WRITTEN EXERCISE:
Please list all lines of the material below in which the string "screenshot" occurs.

INPUT RECORDS:
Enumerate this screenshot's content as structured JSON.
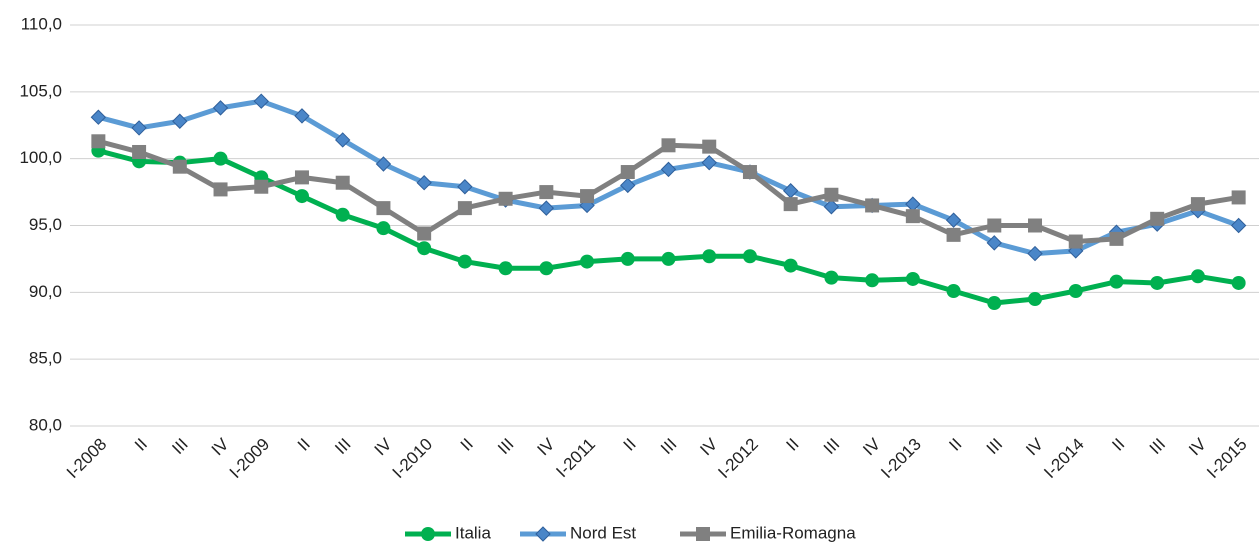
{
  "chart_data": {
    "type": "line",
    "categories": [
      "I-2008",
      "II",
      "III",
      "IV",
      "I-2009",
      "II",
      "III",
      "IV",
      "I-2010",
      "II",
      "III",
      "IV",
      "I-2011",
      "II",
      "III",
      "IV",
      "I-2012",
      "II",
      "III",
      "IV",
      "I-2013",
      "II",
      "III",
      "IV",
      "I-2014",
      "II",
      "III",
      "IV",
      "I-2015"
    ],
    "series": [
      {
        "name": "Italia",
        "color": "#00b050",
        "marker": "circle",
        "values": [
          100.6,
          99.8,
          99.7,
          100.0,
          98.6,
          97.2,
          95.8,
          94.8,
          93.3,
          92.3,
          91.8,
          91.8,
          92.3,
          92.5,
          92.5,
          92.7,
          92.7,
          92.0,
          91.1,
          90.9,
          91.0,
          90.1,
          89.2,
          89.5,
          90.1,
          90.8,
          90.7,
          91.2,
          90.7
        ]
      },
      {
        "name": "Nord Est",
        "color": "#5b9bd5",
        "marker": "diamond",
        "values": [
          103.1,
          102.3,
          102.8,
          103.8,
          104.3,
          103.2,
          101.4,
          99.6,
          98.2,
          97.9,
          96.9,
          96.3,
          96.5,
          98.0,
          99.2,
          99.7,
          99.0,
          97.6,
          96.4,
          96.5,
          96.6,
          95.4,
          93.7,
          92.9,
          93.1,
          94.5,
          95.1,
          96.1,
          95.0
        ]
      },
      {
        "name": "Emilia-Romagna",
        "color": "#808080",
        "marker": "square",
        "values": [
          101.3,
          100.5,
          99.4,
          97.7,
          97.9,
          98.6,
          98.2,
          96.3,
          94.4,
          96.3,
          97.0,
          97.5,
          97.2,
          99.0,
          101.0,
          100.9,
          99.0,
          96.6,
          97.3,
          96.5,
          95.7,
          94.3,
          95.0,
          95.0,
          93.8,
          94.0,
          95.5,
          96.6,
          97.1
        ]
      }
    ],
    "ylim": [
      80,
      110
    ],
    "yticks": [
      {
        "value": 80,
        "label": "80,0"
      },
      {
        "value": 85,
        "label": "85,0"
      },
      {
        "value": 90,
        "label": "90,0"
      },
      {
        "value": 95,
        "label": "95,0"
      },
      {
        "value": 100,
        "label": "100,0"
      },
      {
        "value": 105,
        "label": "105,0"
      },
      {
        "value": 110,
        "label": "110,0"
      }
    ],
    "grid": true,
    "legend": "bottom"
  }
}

...

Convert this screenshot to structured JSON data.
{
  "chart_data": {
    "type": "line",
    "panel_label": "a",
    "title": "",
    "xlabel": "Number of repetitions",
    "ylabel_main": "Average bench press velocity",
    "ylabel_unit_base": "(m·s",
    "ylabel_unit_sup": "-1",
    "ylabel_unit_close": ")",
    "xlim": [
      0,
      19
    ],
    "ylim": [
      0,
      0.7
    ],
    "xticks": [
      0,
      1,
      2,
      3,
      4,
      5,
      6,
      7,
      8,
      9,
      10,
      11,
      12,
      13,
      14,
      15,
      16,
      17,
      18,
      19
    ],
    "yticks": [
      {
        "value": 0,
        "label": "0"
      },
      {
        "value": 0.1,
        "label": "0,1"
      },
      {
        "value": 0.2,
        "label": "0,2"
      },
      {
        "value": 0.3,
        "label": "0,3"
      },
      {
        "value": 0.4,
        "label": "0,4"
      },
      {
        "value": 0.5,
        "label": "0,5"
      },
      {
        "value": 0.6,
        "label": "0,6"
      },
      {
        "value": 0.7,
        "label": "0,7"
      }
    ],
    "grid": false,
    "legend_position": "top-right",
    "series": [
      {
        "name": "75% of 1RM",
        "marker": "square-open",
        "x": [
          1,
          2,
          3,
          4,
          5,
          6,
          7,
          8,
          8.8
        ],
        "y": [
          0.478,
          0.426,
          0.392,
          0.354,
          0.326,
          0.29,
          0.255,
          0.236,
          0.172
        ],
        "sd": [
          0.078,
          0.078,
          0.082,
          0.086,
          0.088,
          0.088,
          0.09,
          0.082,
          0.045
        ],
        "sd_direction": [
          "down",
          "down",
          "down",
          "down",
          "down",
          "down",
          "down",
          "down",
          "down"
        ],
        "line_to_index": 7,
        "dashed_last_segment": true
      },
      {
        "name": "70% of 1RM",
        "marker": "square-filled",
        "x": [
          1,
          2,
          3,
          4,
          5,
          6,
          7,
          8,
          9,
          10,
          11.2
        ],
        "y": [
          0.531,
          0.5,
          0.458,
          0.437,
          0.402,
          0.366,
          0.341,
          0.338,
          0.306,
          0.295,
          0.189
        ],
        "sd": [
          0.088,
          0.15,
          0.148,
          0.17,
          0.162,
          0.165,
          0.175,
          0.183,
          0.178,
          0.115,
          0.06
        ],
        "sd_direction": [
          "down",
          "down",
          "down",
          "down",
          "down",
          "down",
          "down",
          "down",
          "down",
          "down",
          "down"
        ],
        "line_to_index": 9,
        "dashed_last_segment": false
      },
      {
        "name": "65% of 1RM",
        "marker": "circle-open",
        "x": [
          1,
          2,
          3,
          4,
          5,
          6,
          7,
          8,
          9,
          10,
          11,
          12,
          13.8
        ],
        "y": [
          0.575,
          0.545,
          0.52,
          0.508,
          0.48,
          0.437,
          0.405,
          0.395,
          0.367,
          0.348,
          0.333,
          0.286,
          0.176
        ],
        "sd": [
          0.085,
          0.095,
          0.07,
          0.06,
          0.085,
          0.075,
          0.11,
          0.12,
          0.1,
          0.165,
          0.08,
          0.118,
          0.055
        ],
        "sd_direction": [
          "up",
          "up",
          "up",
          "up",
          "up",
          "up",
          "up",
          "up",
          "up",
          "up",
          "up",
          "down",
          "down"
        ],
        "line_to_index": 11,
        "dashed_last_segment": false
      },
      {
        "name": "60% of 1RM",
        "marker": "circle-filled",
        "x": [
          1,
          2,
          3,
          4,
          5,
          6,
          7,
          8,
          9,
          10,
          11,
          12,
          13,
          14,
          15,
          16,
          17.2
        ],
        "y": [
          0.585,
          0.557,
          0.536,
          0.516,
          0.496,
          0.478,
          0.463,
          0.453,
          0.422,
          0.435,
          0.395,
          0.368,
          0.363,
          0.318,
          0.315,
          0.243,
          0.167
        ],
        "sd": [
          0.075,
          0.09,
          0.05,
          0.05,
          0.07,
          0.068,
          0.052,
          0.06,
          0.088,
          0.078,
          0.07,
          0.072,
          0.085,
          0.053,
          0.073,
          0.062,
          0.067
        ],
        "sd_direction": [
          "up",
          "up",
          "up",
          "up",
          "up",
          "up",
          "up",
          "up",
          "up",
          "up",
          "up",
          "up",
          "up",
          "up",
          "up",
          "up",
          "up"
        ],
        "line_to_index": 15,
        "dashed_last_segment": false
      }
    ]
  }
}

OUTPUT OF THE TASK:
Enumerate this screenshot's content as structured JSON.
Convert this screenshot to structured JSON data.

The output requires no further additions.